# [Instructions for the task]
Return only the count of lines in which the word "Popper" appears.

[start of Supplied data]

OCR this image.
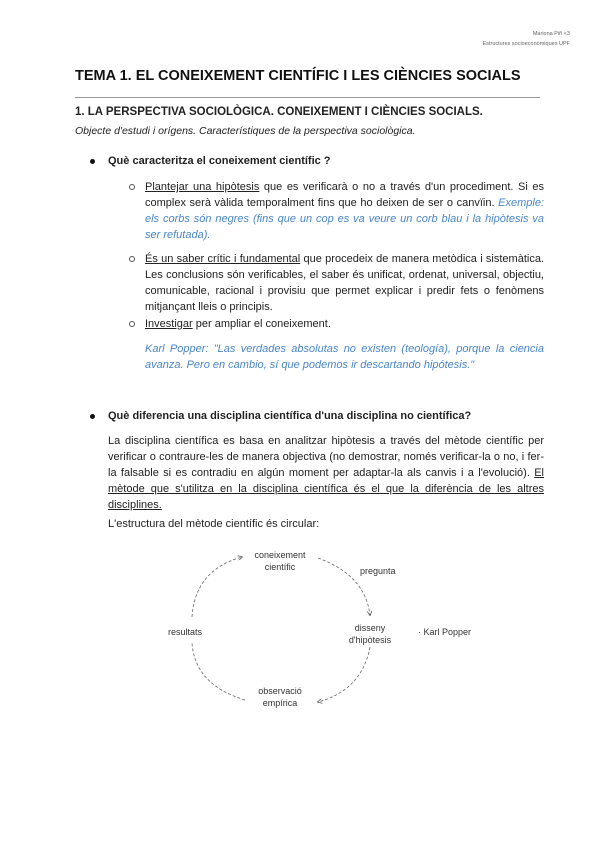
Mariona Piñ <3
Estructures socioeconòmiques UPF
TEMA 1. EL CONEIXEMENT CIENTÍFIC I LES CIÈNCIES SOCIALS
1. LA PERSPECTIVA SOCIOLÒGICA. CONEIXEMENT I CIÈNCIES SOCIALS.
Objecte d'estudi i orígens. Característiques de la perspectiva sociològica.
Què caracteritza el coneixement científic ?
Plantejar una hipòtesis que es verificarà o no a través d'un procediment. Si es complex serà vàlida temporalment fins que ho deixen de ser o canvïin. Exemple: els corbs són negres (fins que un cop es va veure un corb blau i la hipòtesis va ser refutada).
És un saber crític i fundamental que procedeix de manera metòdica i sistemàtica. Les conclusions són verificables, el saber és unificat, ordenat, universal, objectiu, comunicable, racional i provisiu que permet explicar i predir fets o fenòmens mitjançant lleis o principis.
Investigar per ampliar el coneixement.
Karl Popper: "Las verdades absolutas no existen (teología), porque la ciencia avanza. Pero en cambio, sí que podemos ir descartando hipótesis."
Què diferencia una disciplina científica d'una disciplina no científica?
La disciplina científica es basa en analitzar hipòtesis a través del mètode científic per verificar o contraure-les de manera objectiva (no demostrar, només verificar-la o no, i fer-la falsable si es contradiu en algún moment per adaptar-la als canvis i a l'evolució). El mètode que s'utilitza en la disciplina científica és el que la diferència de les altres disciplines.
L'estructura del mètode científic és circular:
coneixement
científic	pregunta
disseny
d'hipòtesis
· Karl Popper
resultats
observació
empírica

[end of Supplied data]
[start of Supplied data]

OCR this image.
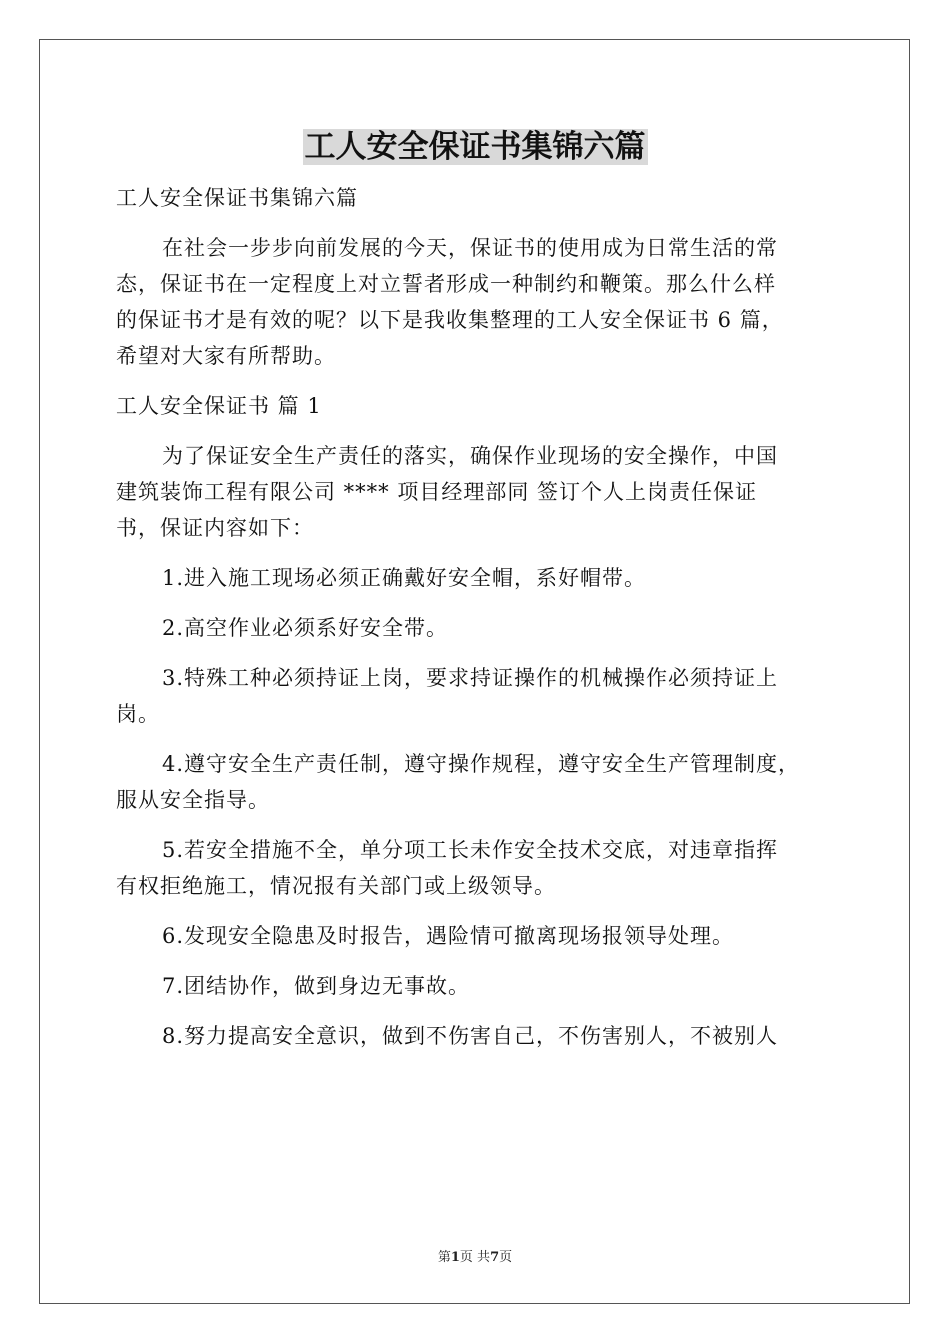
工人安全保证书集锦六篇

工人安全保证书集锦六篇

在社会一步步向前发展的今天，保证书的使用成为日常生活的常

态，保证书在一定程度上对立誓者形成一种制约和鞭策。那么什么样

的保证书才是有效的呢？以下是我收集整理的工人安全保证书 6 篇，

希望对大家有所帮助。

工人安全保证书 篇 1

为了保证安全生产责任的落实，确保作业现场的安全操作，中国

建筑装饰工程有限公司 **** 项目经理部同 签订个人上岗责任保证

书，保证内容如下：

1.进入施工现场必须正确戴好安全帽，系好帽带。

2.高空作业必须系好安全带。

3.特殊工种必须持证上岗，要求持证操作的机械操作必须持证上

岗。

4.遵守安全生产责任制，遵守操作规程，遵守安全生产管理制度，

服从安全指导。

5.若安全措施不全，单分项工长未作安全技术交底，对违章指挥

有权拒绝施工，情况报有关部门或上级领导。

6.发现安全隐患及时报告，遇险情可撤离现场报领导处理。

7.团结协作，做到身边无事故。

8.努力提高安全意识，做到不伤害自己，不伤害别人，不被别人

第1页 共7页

[end of Supplied data]

# [The reply]
2